### WHAT IS ASKED:
Reproduce every line of the material below without changing anything.

### INFORMATION GIVEN:
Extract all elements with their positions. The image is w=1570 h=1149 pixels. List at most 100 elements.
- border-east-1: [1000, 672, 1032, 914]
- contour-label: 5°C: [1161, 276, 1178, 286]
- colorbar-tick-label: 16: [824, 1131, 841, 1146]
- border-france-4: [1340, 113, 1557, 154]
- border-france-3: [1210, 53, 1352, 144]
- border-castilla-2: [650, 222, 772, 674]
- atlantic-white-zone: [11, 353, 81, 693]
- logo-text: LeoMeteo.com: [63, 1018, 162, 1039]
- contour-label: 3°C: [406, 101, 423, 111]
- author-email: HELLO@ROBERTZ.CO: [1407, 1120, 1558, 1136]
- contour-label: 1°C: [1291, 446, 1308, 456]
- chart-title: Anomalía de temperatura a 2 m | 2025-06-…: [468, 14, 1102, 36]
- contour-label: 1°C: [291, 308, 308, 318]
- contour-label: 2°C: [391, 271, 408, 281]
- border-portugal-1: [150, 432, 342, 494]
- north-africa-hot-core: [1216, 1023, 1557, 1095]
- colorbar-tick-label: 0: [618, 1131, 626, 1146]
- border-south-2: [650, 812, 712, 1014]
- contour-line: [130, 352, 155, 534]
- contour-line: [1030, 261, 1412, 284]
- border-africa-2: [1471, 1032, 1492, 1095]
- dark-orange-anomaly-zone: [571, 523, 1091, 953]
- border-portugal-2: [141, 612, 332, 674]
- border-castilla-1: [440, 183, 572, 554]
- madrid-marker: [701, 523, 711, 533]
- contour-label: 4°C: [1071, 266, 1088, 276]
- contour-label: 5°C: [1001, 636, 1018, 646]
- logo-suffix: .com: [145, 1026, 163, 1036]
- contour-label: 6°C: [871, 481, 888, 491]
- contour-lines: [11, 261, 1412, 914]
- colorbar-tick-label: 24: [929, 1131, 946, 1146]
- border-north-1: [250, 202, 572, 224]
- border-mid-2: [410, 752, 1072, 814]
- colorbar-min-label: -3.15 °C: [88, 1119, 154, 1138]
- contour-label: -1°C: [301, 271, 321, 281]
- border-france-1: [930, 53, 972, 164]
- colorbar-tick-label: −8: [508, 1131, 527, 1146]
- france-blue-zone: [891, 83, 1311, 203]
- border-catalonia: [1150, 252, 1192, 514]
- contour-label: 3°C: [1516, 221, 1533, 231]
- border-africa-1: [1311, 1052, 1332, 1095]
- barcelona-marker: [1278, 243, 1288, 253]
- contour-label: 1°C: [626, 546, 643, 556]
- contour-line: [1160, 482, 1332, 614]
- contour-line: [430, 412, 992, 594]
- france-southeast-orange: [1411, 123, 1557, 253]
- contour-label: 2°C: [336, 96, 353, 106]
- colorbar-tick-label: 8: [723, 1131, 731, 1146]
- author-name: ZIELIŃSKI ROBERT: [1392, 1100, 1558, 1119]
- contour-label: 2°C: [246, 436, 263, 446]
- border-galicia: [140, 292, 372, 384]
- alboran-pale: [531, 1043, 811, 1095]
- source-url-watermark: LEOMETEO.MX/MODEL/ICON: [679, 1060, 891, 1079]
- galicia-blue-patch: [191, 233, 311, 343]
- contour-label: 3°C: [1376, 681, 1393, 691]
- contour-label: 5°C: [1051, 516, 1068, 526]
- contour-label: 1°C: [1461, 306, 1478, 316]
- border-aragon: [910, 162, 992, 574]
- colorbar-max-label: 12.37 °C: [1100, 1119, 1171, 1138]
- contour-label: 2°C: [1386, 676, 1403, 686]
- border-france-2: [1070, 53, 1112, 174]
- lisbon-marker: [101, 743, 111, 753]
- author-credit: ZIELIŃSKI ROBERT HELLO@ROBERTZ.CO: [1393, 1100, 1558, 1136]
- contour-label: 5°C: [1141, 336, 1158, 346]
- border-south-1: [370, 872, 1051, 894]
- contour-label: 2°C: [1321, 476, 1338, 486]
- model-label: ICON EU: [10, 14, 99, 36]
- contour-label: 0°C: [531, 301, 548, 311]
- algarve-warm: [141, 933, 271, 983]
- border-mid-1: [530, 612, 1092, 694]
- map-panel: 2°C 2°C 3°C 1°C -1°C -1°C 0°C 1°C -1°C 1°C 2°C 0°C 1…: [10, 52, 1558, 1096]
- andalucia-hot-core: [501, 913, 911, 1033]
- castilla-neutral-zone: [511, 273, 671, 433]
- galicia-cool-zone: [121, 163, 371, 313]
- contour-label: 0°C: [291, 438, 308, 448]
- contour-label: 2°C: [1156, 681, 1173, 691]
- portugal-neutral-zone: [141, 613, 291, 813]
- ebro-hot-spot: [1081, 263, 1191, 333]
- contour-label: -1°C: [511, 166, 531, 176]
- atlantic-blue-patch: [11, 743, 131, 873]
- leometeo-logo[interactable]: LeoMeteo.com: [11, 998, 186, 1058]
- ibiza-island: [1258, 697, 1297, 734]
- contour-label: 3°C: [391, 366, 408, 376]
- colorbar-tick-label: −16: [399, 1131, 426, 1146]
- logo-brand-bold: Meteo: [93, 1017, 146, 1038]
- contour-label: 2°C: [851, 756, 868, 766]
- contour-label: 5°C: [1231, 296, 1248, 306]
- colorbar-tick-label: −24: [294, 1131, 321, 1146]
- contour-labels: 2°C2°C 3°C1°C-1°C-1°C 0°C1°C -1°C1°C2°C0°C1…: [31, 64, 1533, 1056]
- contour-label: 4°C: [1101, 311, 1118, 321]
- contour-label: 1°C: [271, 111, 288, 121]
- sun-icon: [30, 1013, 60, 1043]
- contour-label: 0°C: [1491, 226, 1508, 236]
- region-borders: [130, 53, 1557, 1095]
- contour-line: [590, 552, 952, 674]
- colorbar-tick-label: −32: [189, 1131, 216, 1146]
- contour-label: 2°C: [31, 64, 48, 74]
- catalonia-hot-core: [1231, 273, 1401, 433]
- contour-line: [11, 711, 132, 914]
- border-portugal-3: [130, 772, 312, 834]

### RESPONSE FOR THIS EXERCISE:
Extract all elements with their positions. The image is w=1570 h=1149 pixels. List at most 100 elements.
- border-east-1: [1000, 672, 1032, 914]
- contour-label: 5°C: [1161, 276, 1178, 286]
- colorbar-tick-label: 16: [824, 1131, 841, 1146]
- border-france-4: [1340, 113, 1557, 154]
- border-france-3: [1210, 53, 1352, 144]
- border-castilla-2: [650, 222, 772, 674]
- atlantic-white-zone: [11, 353, 81, 693]
- logo-text: LeoMeteo.com: [63, 1018, 162, 1039]
- contour-label: 3°C: [406, 101, 423, 111]
- author-email: HELLO@ROBERTZ.CO: [1407, 1120, 1558, 1136]
- contour-label: 1°C: [1291, 446, 1308, 456]
- chart-title: Anomalía de temperatura a 2 m | 2025-06-…: [468, 14, 1102, 36]
- contour-label: 1°C: [291, 308, 308, 318]
- contour-label: 2°C: [391, 271, 408, 281]
- border-portugal-1: [150, 432, 342, 494]
- north-africa-hot-core: [1216, 1023, 1557, 1095]
- colorbar-tick-label: 0: [618, 1131, 626, 1146]
- border-south-2: [650, 812, 712, 1014]
- contour-line: [130, 352, 155, 534]
- contour-line: [1030, 261, 1412, 284]
- border-africa-2: [1471, 1032, 1492, 1095]
- dark-orange-anomaly-zone: [571, 523, 1091, 953]
- border-portugal-2: [141, 612, 332, 674]
- border-castilla-1: [440, 183, 572, 554]
- madrid-marker: [701, 523, 711, 533]
- contour-label: 4°C: [1071, 266, 1088, 276]
- contour-label: 5°C: [1001, 636, 1018, 646]
- logo-suffix: .com: [145, 1026, 163, 1036]
- contour-label: 6°C: [871, 481, 888, 491]
- contour-lines: [11, 261, 1412, 914]
- colorbar-tick-label: 24: [929, 1131, 946, 1146]
- border-north-1: [250, 202, 572, 224]
- border-mid-2: [410, 752, 1072, 814]
- colorbar-min-label: -3.15 °C: [88, 1119, 154, 1138]
- contour-label: -1°C: [301, 271, 321, 281]
- border-france-1: [930, 53, 972, 164]
- colorbar-tick-label: −8: [508, 1131, 527, 1146]
- france-blue-zone: [891, 83, 1311, 203]
- border-catalonia: [1150, 252, 1192, 514]
- contour-label: 3°C: [1516, 221, 1533, 231]
- border-africa-1: [1311, 1052, 1332, 1095]
- barcelona-marker: [1278, 243, 1288, 253]
- contour-label: 1°C: [626, 546, 643, 556]
- contour-line: [1160, 482, 1332, 614]
- contour-line: [430, 412, 992, 594]
- france-southeast-orange: [1411, 123, 1557, 253]
- contour-label: 2°C: [336, 96, 353, 106]
- colorbar-tick-label: 8: [723, 1131, 731, 1146]
- author-name: ZIELIŃSKI ROBERT: [1392, 1100, 1558, 1119]
- contour-label: 2°C: [246, 436, 263, 446]
- border-galicia: [140, 292, 372, 384]
- alboran-pale: [531, 1043, 811, 1095]
- source-url-watermark: LEOMETEO.MX/MODEL/ICON: [679, 1060, 891, 1079]
- galicia-blue-patch: [191, 233, 311, 343]
- contour-label: 3°C: [1376, 681, 1393, 691]
- contour-label: 5°C: [1051, 516, 1068, 526]
- contour-label: 1°C: [1461, 306, 1478, 316]
- border-aragon: [910, 162, 992, 574]
- colorbar-max-label: 12.37 °C: [1100, 1119, 1171, 1138]
- contour-label: 2°C: [1386, 676, 1403, 686]
- border-france-2: [1070, 53, 1112, 174]
- lisbon-marker: [101, 743, 111, 753]
- author-credit: ZIELIŃSKI ROBERT HELLO@ROBERTZ.CO: [1393, 1100, 1558, 1136]
- contour-label: 5°C: [1141, 336, 1158, 346]
- border-south-1: [370, 872, 1051, 894]
- contour-label: 2°C: [1321, 476, 1338, 486]
- model-label: ICON EU: [10, 14, 99, 36]
- contour-label: 0°C: [531, 301, 548, 311]
- algarve-warm: [141, 933, 271, 983]
- border-mid-1: [530, 612, 1092, 694]
- map-panel: 2°C 2°C 3°C 1°C -1°C -1°C 0°C 1°C -1°C 1°C 2°C 0°C 1…: [10, 52, 1558, 1096]
- andalucia-hot-core: [501, 913, 911, 1033]
- castilla-neutral-zone: [511, 273, 671, 433]
- galicia-cool-zone: [121, 163, 371, 313]
- contour-label: 0°C: [291, 438, 308, 448]
- contour-label: 2°C: [1156, 681, 1173, 691]
- portugal-neutral-zone: [141, 613, 291, 813]
- ebro-hot-spot: [1081, 263, 1191, 333]
- contour-label: -1°C: [511, 166, 531, 176]
- atlantic-blue-patch: [11, 743, 131, 873]
- leometeo-logo[interactable]: LeoMeteo.com: [11, 998, 186, 1058]
- ibiza-island: [1258, 697, 1297, 734]
- contour-label: 3°C: [391, 366, 408, 376]
- colorbar-tick-label: −16: [399, 1131, 426, 1146]
- logo-brand-bold: Meteo: [93, 1017, 146, 1038]
- contour-label: 2°C: [851, 756, 868, 766]
- contour-label: 5°C: [1231, 296, 1248, 306]
- colorbar-tick-label: −24: [294, 1131, 321, 1146]
- contour-labels: 2°C2°C 3°C1°C-1°C-1°C 0°C1°C -1°C1°C2°C0°C1…: [31, 64, 1533, 1056]
- contour-label: 4°C: [1101, 311, 1118, 321]
- contour-label: 1°C: [271, 111, 288, 121]
- sun-icon: [30, 1013, 60, 1043]
- contour-label: 0°C: [1491, 226, 1508, 236]
- region-borders: [130, 53, 1557, 1095]
- contour-line: [590, 552, 952, 674]
- colorbar-tick-label: −32: [189, 1131, 216, 1146]
- contour-label: 2°C: [31, 64, 48, 74]
- catalonia-hot-core: [1231, 273, 1401, 433]
- contour-line: [11, 711, 132, 914]
- border-portugal-3: [130, 772, 312, 834]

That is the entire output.